Report how many lines in the records hold the string "ifconfig"; give the number and nothing else.

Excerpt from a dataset
######
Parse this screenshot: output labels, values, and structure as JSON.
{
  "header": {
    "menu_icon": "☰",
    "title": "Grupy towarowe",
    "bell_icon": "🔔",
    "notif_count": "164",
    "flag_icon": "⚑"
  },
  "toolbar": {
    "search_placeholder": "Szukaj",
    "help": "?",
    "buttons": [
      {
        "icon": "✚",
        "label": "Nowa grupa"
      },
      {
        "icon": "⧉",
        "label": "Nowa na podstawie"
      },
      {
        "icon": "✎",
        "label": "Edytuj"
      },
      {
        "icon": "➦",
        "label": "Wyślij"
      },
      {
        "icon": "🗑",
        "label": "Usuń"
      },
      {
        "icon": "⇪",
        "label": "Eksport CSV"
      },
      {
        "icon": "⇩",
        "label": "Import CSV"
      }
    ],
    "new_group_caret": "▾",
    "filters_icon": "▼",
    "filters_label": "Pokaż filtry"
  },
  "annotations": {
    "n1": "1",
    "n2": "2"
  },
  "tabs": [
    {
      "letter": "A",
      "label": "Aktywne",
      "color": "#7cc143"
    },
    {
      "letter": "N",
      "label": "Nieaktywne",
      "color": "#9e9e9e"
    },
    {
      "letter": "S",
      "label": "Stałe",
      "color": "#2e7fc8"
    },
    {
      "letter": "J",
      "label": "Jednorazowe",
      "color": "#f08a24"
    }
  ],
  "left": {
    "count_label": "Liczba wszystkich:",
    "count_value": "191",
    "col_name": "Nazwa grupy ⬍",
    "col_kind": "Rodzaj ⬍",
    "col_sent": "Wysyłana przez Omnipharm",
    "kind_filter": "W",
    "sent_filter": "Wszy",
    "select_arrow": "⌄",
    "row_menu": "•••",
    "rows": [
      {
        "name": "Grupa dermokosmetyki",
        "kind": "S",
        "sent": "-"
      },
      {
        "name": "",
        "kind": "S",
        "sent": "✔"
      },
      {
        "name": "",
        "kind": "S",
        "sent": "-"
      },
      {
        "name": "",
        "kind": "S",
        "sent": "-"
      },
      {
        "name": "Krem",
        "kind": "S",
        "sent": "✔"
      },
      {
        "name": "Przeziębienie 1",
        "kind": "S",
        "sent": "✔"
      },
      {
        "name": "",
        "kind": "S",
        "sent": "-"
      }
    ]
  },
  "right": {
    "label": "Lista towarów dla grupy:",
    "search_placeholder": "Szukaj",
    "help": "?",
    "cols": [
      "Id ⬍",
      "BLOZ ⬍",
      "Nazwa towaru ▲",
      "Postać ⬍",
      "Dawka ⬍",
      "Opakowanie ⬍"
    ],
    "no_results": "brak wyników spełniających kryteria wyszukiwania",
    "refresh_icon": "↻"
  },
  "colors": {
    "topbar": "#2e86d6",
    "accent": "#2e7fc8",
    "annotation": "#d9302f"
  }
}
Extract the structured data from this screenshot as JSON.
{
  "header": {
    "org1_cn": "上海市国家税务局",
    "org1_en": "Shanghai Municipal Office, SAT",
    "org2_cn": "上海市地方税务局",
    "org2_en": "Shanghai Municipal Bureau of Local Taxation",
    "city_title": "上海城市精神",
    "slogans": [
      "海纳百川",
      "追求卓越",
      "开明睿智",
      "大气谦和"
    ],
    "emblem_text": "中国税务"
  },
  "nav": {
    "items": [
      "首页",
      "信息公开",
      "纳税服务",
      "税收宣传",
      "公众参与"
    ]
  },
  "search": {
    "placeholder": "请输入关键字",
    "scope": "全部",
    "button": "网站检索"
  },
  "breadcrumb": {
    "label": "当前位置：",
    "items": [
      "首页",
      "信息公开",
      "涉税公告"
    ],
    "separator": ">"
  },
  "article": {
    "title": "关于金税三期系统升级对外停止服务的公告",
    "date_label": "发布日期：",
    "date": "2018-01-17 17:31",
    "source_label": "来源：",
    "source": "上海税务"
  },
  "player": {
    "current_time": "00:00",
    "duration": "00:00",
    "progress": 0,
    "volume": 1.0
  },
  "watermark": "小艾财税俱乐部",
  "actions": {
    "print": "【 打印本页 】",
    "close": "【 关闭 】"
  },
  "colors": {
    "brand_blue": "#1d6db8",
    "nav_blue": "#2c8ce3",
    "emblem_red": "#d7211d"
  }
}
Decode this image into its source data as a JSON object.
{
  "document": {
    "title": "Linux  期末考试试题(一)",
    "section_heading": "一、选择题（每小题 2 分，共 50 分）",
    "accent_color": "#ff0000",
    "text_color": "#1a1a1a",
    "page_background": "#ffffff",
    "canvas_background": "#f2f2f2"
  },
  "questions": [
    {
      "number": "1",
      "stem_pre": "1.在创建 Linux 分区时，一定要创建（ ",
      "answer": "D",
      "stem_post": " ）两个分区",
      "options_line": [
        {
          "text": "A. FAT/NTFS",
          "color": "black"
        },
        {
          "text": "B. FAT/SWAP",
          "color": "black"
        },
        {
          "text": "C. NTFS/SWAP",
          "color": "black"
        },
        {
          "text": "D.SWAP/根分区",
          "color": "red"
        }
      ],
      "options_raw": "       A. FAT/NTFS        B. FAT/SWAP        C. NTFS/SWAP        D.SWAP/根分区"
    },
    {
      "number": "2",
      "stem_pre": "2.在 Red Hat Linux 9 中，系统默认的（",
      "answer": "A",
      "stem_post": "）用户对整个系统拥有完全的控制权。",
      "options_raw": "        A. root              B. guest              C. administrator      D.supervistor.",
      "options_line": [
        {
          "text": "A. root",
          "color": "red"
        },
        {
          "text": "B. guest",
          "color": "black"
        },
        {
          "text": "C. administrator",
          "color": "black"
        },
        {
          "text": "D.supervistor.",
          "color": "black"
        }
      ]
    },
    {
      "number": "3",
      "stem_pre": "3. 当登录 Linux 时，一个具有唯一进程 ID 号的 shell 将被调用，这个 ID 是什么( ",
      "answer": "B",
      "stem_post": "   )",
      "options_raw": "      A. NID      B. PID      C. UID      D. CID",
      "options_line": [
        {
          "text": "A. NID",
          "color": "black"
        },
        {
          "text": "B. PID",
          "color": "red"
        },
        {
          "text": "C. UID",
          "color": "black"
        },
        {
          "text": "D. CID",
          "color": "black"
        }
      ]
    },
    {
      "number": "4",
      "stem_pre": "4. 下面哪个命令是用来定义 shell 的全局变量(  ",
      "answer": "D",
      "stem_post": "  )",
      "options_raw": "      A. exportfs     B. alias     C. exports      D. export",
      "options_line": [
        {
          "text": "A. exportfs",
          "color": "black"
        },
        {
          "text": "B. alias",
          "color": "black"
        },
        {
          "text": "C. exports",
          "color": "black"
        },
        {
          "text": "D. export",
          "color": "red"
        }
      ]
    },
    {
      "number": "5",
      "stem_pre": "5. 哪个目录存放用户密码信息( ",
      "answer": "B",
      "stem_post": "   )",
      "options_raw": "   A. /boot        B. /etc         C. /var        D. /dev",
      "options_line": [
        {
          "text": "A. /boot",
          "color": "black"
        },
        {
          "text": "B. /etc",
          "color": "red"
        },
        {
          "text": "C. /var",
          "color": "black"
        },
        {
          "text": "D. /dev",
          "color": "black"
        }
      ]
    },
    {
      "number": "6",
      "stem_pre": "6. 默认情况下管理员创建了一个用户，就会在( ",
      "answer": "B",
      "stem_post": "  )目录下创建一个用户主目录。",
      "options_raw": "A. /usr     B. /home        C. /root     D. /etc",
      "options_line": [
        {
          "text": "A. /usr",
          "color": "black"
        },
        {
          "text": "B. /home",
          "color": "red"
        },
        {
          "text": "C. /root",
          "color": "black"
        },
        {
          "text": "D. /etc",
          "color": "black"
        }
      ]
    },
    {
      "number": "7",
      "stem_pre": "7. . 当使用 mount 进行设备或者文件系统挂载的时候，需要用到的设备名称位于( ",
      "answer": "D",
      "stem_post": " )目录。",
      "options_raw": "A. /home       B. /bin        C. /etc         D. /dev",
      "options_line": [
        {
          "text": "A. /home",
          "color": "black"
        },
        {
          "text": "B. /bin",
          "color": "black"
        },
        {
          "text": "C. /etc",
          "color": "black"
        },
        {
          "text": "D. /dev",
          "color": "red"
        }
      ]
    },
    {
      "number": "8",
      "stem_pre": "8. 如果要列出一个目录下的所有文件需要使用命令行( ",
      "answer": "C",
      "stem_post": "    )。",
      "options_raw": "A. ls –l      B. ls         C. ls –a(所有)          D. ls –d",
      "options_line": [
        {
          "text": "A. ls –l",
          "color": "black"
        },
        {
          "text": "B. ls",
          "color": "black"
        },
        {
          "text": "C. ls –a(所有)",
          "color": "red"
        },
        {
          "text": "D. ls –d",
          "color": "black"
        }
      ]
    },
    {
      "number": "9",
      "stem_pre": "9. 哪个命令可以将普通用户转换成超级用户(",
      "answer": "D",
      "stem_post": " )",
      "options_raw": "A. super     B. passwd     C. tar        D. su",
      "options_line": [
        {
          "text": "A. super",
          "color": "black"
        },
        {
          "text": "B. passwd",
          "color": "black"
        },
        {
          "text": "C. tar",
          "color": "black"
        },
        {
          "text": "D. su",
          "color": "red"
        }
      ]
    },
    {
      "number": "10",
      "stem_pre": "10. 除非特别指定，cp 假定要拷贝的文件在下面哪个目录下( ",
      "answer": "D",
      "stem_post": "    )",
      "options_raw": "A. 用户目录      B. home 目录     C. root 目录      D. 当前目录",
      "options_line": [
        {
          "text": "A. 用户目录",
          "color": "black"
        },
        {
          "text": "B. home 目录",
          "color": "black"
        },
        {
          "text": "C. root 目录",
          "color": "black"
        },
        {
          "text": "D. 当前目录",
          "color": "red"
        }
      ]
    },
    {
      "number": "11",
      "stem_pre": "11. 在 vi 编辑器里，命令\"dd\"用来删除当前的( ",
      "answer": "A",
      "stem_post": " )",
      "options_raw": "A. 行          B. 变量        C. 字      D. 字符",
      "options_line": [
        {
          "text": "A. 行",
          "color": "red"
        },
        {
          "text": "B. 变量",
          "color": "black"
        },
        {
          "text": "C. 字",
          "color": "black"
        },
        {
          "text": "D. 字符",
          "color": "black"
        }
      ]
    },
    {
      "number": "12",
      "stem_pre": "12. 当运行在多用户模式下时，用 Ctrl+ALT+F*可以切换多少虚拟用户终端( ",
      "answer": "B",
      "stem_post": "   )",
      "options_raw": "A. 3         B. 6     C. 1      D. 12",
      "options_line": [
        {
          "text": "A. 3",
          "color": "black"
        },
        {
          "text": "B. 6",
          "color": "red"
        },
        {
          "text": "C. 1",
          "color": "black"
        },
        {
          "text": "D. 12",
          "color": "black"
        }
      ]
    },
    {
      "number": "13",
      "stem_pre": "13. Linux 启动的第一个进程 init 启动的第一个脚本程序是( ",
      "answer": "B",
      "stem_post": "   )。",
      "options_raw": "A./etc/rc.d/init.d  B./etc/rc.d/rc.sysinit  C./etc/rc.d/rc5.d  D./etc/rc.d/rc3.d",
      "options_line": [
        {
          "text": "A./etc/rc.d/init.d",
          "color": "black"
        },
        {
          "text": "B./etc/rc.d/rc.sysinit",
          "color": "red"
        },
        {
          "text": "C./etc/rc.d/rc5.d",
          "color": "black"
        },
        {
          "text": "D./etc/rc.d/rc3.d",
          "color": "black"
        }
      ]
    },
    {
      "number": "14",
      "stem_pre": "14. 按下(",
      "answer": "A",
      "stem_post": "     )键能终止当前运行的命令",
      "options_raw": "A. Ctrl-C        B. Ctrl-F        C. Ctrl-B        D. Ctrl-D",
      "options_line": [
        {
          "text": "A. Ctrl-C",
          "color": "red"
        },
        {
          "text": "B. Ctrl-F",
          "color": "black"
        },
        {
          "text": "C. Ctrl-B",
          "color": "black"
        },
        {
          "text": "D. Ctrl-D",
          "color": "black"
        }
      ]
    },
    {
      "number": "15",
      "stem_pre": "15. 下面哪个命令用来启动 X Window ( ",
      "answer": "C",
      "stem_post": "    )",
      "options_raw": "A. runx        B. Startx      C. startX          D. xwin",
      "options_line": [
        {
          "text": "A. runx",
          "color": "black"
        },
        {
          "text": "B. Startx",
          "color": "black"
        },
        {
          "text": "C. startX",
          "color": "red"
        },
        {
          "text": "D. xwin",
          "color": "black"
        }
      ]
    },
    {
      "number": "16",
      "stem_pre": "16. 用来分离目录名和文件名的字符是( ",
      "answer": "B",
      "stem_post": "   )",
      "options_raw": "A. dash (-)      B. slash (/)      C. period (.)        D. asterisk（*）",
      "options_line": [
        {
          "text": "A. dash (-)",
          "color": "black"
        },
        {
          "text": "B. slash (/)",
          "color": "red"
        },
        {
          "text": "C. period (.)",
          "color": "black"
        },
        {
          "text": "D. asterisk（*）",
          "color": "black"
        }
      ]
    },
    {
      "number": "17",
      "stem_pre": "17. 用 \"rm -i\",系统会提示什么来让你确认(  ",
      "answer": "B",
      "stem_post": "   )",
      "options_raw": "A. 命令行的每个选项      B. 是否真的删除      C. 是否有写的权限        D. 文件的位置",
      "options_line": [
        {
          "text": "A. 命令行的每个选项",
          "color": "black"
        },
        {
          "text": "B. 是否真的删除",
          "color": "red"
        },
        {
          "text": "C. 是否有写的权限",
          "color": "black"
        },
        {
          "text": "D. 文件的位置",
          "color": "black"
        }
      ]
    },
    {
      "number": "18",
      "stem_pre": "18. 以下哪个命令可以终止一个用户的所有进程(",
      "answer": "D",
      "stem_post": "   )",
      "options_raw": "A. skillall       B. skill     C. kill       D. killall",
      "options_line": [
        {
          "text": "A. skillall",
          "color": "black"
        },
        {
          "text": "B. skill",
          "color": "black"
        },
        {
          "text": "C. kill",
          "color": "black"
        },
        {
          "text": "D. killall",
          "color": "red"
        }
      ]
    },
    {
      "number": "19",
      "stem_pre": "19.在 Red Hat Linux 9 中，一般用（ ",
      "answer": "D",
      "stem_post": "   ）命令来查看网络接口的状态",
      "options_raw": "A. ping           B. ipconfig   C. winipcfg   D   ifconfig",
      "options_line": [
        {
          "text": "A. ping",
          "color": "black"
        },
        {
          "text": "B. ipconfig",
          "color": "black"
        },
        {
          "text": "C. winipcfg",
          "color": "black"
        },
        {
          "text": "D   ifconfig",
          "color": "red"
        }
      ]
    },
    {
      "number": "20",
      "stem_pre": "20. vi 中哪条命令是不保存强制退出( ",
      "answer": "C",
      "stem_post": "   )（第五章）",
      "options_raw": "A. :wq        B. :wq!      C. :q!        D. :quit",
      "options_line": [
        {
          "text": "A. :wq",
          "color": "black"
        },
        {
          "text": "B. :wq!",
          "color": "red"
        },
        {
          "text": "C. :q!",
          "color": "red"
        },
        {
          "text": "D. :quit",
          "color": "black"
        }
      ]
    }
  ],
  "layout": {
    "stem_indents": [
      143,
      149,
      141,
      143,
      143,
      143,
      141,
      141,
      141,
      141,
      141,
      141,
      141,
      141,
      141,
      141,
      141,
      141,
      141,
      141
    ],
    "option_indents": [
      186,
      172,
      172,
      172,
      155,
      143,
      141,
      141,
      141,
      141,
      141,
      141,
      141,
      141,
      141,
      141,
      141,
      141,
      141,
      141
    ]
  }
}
######
→ **RESPONSE TO THIS EXERCISE**
2